Rows from a dataset:

** BEGIN **

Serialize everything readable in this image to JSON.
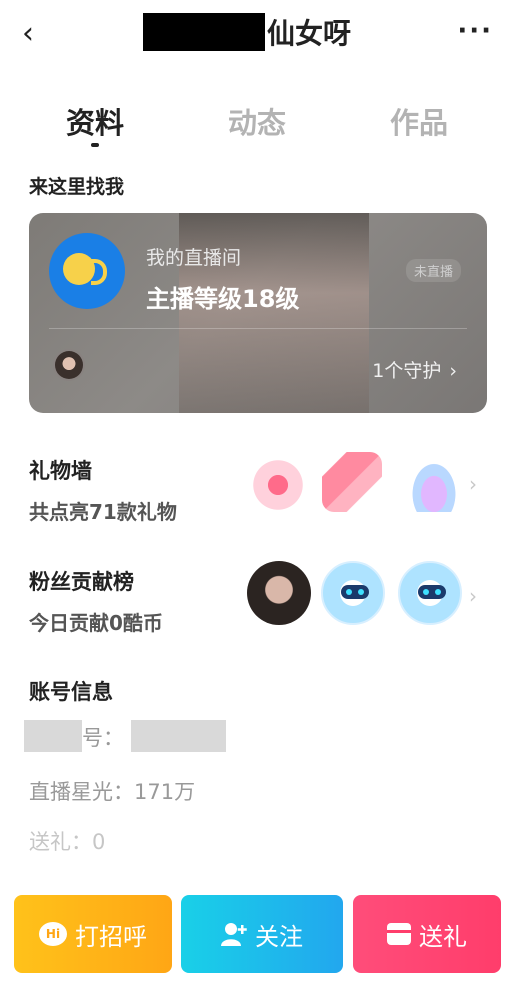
{
  "header": {
    "back_icon": "chevron-left-icon",
    "back_glyph": "‹",
    "title": "仙女呀",
    "more_glyph": "···",
    "more_icon": "more-dots-icon"
  },
  "tabs": [
    {
      "label": "资料",
      "active": true
    },
    {
      "label": "动态",
      "active": false
    },
    {
      "label": "作品",
      "active": false
    }
  ],
  "find_me": {
    "section_title": "来这里找我",
    "live": {
      "subtitle": "我的直播间",
      "level": "主播等级18级",
      "status": "未直播",
      "guard": "1个守护",
      "guard_chevron": "›"
    }
  },
  "gift_wall": {
    "title": "礼物墙",
    "summary": "共点亮71款礼物",
    "chevron": "›"
  },
  "fans": {
    "title": "粉丝贡献榜",
    "summary": "今日贡献0酷币",
    "chevron": "›"
  },
  "account": {
    "title": "账号信息",
    "id_label": "号：",
    "star_light": "直播星光：171万",
    "gifts_sent": "送礼：0"
  },
  "actions": {
    "hi": {
      "label": "打招呼",
      "icon_text": "Hi"
    },
    "follow": {
      "label": "关注",
      "icon_glyph": "👤"
    },
    "gift": {
      "label": "送礼"
    }
  },
  "colors": {
    "hi_button": "#ffb01a",
    "follow_button": "#1fbbea",
    "gift_button": "#ff4472",
    "live_logo": "#1a7fe6"
  }
}
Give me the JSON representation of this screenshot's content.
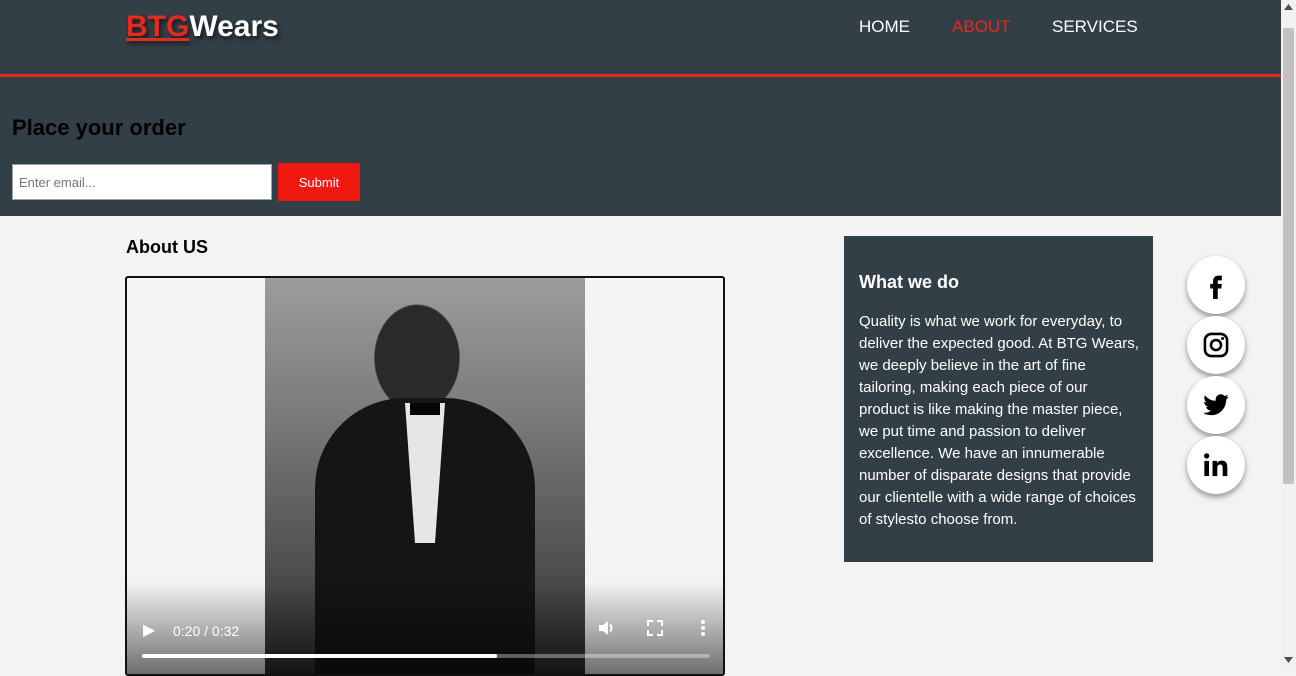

** END **

#### Your instructions
Produce an exact copy of each line of data, skipping embedded images.

#### Answer to this task
Serialize everything readable in this image to JSON.
{
  "header": {
    "back_icon": "chevron-left-icon",
    "back_glyph": "‹",
    "title": "仙女呀",
    "more_glyph": "···",
    "more_icon": "more-dots-icon"
  },
  "tabs": [
    {
      "label": "资料",
      "active": true
    },
    {
      "label": "动态",
      "active": false
    },
    {
      "label": "作品",
      "active": false
    }
  ],
  "find_me": {
    "section_title": "来这里找我",
    "live": {
      "subtitle": "我的直播间",
      "level": "主播等级18级",
      "status": "未直播",
      "guard": "1个守护",
      "guard_chevron": "›"
    }
  },
  "gift_wall": {
    "title": "礼物墙",
    "summary": "共点亮71款礼物",
    "chevron": "›"
  },
  "fans": {
    "title": "粉丝贡献榜",
    "summary": "今日贡献0酷币",
    "chevron": "›"
  },
  "account": {
    "title": "账号信息",
    "id_label": "号：",
    "star_light": "直播星光：171万",
    "gifts_sent": "送礼：0"
  },
  "actions": {
    "hi": {
      "label": "打招呼",
      "icon_text": "Hi"
    },
    "follow": {
      "label": "关注",
      "icon_glyph": "👤"
    },
    "gift": {
      "label": "送礼"
    }
  },
  "colors": {
    "hi_button": "#ffb01a",
    "follow_button": "#1fbbea",
    "gift_button": "#ff4472",
    "live_logo": "#1a7fe6"
  }
}
Give me the JSON representation of this screenshot's content.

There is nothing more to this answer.